Exercise instructions: Looking at the data below, count the lines that contain the string "climate". Write only the total.

Lines of data:
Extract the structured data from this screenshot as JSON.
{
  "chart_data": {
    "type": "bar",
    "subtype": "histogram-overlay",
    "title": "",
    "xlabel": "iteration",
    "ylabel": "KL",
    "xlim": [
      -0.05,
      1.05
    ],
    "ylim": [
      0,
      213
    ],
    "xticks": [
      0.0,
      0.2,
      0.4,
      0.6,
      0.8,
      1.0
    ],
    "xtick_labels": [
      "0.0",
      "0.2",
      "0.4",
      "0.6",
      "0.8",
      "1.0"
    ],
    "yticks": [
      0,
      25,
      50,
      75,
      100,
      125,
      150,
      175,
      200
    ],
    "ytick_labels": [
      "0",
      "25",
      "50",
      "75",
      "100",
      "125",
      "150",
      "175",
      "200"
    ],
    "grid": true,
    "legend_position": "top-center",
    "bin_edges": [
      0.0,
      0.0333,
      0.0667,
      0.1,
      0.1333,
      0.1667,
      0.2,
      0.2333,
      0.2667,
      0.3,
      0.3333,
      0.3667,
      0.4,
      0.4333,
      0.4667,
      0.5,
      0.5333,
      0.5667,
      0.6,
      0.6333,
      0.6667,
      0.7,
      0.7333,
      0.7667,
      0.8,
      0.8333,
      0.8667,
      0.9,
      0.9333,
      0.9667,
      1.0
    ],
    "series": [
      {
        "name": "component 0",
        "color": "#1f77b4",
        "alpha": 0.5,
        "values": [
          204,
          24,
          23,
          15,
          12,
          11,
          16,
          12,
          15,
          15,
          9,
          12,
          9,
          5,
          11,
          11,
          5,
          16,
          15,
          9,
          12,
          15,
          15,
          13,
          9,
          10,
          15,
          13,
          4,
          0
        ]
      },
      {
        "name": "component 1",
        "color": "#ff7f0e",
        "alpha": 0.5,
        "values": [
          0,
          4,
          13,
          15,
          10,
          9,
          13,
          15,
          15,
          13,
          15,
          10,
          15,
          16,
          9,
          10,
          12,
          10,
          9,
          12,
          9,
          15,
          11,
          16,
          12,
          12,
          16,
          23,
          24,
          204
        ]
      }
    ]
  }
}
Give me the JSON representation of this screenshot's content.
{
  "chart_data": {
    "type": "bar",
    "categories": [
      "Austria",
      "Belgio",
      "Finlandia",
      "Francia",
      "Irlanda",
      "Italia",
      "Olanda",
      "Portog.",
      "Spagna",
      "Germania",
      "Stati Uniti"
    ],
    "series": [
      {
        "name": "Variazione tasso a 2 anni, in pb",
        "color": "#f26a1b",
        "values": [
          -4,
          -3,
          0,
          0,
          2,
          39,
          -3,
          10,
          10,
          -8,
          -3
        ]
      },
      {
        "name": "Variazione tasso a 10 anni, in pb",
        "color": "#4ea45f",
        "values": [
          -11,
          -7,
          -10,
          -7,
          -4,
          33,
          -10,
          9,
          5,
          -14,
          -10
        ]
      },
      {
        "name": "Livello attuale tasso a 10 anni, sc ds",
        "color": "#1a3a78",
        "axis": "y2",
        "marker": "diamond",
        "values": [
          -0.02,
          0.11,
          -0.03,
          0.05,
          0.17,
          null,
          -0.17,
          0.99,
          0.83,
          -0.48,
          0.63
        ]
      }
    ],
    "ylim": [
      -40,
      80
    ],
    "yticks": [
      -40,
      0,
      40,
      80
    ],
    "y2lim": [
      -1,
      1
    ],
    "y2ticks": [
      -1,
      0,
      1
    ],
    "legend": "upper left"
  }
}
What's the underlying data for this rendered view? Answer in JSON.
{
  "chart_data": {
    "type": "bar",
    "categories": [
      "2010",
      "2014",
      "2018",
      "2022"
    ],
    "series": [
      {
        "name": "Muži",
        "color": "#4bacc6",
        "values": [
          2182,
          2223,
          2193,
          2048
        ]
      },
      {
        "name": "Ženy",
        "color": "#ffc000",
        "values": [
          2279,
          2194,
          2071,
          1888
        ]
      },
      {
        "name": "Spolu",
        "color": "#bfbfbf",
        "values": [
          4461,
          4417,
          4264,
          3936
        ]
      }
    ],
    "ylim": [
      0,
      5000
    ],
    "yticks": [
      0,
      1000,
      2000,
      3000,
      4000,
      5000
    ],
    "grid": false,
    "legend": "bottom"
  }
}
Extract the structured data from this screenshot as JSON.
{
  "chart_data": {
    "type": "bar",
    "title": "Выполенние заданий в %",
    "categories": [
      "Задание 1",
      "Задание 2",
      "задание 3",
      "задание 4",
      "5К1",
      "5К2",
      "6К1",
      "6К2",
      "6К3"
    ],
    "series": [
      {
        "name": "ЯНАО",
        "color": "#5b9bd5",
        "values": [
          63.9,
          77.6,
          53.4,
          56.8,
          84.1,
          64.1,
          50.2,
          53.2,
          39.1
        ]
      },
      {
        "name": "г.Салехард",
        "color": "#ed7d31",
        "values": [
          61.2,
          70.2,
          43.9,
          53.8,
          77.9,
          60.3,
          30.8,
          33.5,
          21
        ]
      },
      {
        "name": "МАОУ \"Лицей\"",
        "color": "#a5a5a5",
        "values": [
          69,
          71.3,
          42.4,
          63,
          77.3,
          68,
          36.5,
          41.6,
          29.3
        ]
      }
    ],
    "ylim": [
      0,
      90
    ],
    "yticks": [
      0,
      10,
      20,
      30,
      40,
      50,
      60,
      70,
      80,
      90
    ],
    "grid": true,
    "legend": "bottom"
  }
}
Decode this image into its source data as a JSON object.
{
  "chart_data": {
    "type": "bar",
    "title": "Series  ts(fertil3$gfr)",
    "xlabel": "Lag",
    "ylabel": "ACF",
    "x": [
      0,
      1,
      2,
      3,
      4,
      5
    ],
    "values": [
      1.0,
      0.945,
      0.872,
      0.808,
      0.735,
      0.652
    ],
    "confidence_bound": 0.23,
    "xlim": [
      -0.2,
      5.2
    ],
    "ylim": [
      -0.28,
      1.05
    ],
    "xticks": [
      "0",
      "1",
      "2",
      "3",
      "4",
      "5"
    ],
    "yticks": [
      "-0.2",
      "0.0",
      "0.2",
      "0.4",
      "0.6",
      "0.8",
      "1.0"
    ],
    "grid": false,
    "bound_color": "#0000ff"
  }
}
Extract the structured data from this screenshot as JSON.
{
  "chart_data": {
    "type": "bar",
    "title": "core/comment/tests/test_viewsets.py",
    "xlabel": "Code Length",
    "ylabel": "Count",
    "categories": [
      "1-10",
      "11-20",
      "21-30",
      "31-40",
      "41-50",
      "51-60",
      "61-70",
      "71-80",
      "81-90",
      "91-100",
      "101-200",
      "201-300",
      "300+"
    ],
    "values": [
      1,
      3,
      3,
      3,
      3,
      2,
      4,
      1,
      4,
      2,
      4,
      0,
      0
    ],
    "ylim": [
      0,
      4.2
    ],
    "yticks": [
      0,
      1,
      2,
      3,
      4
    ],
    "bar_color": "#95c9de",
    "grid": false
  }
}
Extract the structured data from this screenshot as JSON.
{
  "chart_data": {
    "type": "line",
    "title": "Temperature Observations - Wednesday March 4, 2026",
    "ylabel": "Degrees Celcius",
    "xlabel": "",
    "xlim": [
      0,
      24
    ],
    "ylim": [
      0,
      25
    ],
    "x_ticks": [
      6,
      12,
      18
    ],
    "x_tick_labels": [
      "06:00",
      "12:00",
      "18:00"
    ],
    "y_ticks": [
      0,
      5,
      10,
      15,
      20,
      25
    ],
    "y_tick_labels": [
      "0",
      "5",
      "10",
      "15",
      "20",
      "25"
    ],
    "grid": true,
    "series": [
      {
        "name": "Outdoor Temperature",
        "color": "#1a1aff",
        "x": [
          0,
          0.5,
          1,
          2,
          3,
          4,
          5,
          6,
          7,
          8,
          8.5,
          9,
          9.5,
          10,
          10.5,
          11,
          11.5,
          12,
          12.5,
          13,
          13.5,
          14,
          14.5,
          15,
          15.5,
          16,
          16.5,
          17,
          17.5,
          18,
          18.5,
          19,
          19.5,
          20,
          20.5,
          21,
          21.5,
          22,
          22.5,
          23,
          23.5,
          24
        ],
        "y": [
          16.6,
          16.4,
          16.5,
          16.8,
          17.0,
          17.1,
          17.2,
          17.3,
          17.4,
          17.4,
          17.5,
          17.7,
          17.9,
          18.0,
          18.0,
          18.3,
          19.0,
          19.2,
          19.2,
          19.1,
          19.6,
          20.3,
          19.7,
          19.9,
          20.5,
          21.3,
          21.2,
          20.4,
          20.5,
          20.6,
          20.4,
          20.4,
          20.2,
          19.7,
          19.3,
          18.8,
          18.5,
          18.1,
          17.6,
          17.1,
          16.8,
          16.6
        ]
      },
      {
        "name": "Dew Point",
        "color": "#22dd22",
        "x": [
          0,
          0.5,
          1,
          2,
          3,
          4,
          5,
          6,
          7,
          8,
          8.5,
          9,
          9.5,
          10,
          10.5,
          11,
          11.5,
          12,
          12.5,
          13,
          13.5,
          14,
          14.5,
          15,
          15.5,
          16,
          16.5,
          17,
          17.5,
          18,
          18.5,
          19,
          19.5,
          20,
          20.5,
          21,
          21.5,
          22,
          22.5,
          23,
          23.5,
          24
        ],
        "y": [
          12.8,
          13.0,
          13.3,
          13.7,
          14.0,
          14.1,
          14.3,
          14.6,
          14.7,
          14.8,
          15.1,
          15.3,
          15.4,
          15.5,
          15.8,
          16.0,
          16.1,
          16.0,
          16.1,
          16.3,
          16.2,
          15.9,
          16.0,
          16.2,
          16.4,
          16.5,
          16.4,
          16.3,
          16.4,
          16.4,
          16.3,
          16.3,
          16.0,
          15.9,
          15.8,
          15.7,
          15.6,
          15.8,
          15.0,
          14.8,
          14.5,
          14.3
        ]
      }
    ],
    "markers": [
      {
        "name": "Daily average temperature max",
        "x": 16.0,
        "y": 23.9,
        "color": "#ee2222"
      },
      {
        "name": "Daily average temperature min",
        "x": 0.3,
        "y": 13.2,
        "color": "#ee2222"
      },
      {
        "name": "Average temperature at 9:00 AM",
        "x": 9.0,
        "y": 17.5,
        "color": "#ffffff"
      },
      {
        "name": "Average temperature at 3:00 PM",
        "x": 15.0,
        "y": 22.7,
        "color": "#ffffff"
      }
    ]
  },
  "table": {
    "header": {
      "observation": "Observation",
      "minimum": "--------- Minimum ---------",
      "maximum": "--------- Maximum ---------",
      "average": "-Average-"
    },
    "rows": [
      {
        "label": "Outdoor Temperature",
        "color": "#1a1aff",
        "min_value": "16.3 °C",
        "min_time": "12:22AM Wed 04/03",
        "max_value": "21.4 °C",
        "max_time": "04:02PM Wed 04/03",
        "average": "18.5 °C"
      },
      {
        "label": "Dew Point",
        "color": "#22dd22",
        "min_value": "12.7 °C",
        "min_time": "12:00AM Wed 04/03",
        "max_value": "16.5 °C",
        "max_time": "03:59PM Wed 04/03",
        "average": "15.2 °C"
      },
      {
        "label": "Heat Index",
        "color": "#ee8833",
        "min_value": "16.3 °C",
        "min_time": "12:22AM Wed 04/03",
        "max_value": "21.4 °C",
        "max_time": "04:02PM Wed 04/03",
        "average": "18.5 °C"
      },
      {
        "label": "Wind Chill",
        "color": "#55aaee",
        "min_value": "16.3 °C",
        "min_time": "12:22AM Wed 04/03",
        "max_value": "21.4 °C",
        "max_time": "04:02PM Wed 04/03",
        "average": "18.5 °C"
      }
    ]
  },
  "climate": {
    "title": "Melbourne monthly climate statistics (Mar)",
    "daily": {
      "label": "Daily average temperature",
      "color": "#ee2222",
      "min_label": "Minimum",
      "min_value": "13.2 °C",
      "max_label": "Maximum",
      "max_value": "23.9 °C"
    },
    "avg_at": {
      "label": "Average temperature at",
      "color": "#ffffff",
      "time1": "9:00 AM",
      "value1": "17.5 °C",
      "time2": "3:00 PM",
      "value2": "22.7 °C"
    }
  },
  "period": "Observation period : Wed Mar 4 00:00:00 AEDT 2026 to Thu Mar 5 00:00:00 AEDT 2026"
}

Solution to this exercise: 2